YOUR OBJECTIVE – Count the lines below that contain the word "automatic" and give only that number.
MATERIAL SUPPLIED start
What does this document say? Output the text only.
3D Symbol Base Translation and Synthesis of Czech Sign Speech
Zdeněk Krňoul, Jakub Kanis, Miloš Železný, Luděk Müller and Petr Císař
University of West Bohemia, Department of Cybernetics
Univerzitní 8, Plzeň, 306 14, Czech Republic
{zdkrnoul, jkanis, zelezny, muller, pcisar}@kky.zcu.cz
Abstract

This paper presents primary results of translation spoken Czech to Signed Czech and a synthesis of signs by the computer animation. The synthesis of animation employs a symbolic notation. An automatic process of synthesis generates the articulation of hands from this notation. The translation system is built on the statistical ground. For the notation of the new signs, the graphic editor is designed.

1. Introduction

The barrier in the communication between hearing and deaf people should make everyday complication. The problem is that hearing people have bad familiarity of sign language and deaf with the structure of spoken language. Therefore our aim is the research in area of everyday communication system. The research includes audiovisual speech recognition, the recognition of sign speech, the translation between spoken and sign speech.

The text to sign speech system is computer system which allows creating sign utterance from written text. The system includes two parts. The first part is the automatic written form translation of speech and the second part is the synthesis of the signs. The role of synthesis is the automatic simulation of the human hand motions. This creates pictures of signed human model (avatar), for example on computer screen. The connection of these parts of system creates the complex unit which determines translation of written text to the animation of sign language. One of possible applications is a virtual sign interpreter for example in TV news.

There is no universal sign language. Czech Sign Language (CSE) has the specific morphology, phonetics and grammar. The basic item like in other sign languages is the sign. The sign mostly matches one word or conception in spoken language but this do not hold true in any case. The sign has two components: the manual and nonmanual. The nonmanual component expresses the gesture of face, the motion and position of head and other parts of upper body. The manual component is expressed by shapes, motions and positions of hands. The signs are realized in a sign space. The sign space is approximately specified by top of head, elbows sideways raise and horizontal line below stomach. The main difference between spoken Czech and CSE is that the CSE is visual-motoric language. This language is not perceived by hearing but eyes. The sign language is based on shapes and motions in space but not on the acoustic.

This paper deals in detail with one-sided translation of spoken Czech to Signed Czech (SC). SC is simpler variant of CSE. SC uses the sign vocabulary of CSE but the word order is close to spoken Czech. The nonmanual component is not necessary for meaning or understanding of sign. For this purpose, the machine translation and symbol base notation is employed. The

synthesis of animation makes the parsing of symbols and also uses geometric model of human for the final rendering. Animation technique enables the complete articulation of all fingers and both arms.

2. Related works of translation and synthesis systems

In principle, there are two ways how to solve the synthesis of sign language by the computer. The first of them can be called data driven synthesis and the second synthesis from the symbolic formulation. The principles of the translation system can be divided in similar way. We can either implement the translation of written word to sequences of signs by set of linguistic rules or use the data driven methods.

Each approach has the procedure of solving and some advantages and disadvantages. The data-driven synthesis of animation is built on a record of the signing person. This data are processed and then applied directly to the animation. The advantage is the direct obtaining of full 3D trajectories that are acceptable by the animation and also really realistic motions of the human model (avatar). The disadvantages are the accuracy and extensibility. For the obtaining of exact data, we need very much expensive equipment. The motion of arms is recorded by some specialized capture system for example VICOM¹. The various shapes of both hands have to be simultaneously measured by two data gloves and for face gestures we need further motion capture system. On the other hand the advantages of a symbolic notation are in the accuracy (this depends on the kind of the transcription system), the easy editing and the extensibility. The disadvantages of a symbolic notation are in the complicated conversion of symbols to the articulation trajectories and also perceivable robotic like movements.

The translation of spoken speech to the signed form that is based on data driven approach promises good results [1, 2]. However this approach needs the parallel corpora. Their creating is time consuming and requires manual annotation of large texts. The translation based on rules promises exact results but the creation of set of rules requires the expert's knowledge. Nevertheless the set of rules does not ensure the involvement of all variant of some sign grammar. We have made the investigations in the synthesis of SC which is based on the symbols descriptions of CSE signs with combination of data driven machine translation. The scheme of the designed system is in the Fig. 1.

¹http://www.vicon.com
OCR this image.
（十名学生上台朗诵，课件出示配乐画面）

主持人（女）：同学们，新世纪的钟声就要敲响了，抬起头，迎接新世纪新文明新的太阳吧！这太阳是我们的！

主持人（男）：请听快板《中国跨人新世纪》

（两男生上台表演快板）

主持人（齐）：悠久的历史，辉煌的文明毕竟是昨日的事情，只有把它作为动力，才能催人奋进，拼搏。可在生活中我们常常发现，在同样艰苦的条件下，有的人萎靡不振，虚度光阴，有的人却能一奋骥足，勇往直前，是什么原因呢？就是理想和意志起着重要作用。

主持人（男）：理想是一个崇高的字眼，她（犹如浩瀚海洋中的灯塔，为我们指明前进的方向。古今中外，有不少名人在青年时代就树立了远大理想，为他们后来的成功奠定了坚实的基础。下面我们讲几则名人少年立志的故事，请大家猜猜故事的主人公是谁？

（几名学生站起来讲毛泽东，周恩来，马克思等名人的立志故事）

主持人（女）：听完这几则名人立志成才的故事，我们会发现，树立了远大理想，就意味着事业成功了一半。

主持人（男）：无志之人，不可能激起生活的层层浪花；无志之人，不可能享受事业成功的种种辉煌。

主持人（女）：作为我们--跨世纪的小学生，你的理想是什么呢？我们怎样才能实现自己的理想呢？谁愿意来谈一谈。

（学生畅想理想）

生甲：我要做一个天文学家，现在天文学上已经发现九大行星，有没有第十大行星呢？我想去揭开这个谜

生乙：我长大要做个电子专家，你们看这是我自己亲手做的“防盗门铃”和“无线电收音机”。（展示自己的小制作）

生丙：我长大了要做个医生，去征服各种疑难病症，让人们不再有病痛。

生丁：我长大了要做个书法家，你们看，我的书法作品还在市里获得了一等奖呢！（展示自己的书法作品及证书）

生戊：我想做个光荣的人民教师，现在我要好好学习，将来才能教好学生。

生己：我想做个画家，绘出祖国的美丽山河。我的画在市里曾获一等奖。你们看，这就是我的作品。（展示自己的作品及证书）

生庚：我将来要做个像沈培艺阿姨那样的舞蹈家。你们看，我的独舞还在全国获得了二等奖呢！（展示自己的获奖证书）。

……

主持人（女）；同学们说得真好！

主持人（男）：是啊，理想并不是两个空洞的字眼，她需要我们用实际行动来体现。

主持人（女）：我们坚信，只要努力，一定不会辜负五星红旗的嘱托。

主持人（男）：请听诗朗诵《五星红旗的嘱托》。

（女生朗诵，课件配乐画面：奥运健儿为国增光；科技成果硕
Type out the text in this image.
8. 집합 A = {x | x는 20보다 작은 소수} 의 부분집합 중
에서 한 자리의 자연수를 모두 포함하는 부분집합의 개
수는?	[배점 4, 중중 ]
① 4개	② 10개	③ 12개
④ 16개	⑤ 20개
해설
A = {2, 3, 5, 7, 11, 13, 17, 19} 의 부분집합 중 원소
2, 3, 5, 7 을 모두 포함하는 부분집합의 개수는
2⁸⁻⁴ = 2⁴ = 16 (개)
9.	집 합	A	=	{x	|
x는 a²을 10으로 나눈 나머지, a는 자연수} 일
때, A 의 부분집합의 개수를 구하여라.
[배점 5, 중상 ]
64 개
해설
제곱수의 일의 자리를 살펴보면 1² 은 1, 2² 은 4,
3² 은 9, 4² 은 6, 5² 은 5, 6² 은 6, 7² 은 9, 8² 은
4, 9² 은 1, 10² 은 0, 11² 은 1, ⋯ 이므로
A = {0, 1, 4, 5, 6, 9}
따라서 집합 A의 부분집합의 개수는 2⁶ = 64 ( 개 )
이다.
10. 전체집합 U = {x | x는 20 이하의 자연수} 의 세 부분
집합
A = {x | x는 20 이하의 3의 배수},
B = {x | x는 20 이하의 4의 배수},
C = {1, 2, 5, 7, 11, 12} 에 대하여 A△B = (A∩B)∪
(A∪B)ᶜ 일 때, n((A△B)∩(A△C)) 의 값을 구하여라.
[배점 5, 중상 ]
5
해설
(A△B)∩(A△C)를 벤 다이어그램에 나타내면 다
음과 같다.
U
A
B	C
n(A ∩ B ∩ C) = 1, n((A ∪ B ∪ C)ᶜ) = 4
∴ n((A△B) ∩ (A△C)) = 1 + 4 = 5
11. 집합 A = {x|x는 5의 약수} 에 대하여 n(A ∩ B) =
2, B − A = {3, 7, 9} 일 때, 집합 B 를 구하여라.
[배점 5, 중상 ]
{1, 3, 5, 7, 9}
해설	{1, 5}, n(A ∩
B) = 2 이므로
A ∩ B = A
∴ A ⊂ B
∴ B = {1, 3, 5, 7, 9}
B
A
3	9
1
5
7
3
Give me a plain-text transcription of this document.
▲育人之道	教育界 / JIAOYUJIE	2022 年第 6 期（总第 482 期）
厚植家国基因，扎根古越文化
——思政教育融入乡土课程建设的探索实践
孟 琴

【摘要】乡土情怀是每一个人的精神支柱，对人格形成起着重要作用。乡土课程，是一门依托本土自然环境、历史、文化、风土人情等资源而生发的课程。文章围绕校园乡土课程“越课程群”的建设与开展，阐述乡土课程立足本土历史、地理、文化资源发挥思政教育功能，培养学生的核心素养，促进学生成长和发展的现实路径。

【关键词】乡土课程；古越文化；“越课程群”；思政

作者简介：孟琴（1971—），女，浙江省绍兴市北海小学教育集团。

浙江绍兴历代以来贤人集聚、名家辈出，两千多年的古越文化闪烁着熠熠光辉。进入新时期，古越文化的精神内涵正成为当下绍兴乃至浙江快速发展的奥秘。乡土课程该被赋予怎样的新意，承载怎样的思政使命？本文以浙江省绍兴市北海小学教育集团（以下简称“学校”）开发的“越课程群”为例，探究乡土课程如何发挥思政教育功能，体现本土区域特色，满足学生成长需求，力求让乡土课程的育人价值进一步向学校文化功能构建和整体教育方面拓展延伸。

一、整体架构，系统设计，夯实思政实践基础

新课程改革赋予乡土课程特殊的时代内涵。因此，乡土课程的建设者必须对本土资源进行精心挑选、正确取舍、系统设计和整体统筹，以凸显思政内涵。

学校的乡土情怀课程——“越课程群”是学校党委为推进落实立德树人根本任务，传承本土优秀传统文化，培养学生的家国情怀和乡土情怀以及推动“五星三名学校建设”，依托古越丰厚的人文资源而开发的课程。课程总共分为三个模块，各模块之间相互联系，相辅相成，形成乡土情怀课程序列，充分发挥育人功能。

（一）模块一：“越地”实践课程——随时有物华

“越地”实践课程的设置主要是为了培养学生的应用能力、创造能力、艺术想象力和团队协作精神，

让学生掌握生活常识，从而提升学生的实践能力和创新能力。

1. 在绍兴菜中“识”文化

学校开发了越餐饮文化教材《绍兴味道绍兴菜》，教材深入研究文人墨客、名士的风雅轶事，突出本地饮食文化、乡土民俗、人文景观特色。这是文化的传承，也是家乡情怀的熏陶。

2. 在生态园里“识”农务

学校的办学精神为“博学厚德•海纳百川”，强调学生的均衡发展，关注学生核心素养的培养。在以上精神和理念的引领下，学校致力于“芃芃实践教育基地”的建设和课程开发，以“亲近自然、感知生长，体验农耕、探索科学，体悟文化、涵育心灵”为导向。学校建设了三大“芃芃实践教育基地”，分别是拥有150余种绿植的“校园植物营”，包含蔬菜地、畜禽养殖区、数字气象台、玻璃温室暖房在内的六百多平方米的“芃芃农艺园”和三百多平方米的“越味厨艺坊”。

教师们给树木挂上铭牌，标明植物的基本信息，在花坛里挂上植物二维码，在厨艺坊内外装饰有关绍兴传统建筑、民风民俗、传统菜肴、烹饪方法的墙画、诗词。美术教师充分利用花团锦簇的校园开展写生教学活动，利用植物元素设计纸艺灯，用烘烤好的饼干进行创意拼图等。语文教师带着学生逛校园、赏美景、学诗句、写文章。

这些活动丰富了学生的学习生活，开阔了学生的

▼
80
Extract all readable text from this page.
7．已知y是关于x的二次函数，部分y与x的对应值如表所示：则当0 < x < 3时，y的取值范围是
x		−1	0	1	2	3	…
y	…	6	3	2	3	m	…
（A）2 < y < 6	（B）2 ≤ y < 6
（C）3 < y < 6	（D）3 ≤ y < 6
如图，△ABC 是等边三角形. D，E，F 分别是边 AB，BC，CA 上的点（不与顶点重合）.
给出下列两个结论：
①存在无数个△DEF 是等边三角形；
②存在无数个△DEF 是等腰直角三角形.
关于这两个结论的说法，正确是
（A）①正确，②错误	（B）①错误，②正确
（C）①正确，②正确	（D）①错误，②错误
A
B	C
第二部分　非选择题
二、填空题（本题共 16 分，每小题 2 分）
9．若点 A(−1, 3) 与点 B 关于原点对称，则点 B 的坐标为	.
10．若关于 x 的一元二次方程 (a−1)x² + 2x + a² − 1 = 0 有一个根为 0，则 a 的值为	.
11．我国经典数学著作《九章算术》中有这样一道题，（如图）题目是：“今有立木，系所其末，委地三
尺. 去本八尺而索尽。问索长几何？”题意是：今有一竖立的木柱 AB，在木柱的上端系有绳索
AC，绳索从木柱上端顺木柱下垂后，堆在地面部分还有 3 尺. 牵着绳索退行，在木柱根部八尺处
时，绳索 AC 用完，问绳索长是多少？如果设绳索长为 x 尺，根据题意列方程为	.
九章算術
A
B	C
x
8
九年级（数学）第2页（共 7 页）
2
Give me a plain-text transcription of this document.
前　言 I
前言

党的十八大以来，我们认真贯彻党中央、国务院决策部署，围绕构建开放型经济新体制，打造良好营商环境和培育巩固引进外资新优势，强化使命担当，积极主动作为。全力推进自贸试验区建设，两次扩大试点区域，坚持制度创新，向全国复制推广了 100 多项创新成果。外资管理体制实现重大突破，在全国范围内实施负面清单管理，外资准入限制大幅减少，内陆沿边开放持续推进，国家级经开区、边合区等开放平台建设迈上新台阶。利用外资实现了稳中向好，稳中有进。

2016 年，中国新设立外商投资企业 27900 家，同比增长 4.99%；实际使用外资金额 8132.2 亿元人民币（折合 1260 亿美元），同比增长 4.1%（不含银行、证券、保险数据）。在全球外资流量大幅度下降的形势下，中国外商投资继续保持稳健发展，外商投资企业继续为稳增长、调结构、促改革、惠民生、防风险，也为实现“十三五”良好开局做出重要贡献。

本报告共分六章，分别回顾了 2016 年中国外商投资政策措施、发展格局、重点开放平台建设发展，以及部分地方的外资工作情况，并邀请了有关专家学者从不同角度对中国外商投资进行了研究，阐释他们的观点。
MATERIAL SUPPLIED end
IN RESPONSE – 2